▶ [Short exercise 1]:
According to the InterGenOS verification page below, what happens when an upstream source does not match its recorded hash?
▶ [Short exercise 2]:
State whether each of the following agrees with the InterGenOS verification page below, answering yes or no and quoting the deciding words: (a) the byte-identical-rebuild milestone is already shipped in 1.0-dev; (b) every upstream source is checked against a recorded SHA-256 before use; (c) the page ranks security first among several priorities.
▶ [Short exercise 3]:
Pick up the InterGenOS verification page below after its last sentence and continue it.

##### Reading text #####

Reproducibility & Verification
InterGenOS is built from source, and the build is designed so that what you install can be checked rather than taken on faith. This page explains what the system verifies today, what reproducibility means here, and how you can confirm an install is the artifact it claims to be.
The guiding posture is simple: security is not first. It is only. A reproducible, verifiable build is what lets you run a machine you understand, can modify, and can trust.
This page describes InterGenOS 1.0-dev (build id v1.0-dev1). Some of the reproducibility work below is shipped today; the full byte-identical-rebuild milestone is a stated goal of the 1.x series and is marked as such throughout. Nothing here is presented as finished unless it is.
What “verification” covers today
A from-source distribution earns trust in layers. These are the verification properties InterGenOS ships now:
- Pinned, checksum-verified sources. Every upstream source is pinned to a specific version and verified against a recorded SHA-256 before it is used. A source that does not match its recorded hash stops the build; it is never silently substituted.

##### Given entries #####

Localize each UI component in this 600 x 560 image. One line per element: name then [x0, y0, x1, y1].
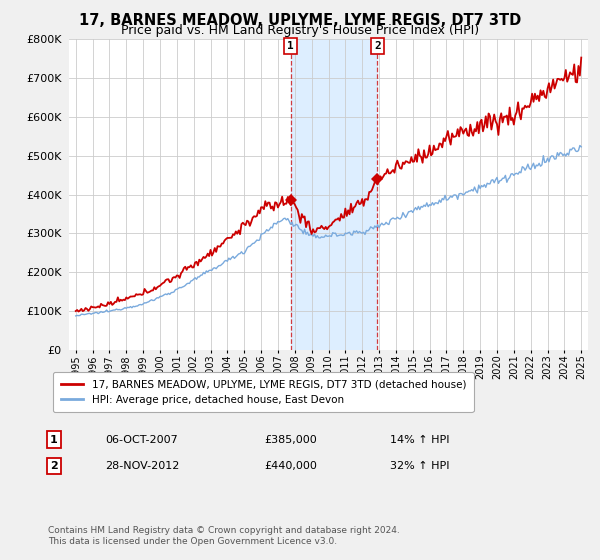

#####
##### Given entries #####

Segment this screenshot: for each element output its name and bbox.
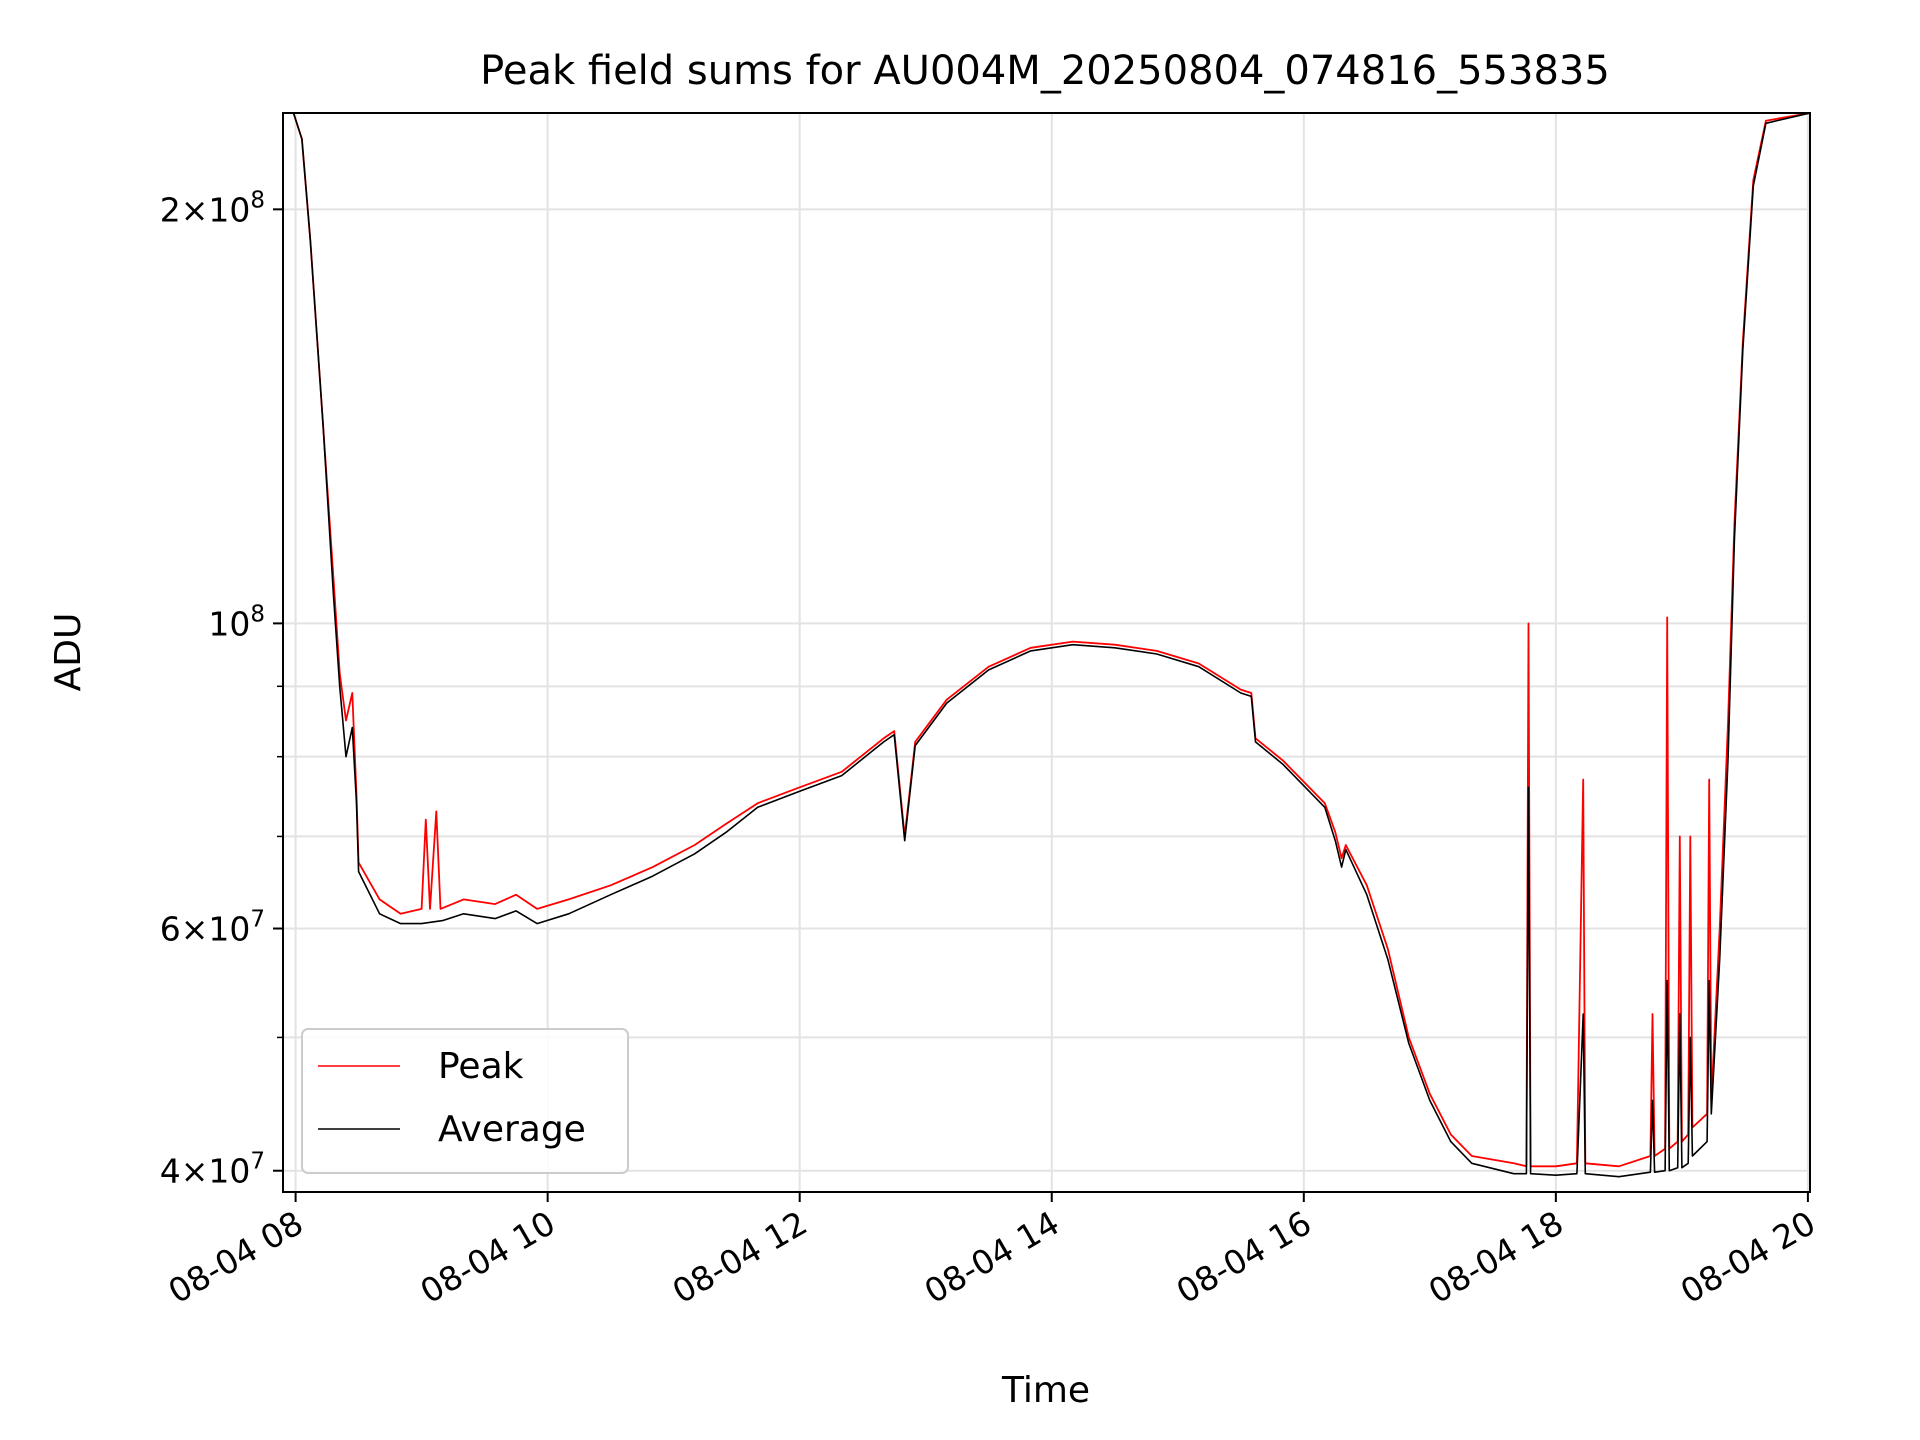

#####

▶ [Written answer 1]:
The build stops, and the source is never silently substituted.

▶ [Written answer 2]:
(a) No: "the full byte-identical-rebuild milestone is a stated goal of the 1.x series and is marked as such throughout."
(b) Yes: "Every upstream source is pinned to a specific version and verified against a recorded SHA-256 before it is used."
(c) No: "security is not first. It is only."

▶ [Written answer 3]:
- A signed Secure Boot chain. The bootloader and the unified kernel images (UKIs) are signed at a hardware-token signing step. Signing only appends a signature; it never alters the payload, and the signed outputs are verified after signing.
- dm-verity integrity for the system image. A verified-integrity hash tree is generated over the read-only system image. Each kernel image’s command line carries the verity root hash of that image, so with Secure Boot enabled, a tampered system image cannot boot under a validly signed kernel.
- A signed package index. Packages are published to the mirror with a fully signed index. Every publish regenerates and re-signs the complete index, and clients verify the entire index against one signature. Data transfer is incremental, but the signed index is never partial, and the live repository is promoted by an atomic swap so clients never see a half-published state.
Together these mean a booted InterGenOS system can prove its boot chain is signed, its system image is integrity-checked, and its packages came from a signed index — without trusting the network path they arrived over.
The build pipeline, and where trust is established
The image is produced by an ordered pipeline of phases. It is worth seeing where in that pipeline each trust property is actually established, because the answer is “at a specific, named phase, with a fail-closed check” rather than “somewhere in a large opaque build.” Sources are hash-checked before anything is compiled; the package index is signed before the image is sealed; the system image’s integrity hash is sealed into the signed kernel image; and only then is a bootable ISO emitted.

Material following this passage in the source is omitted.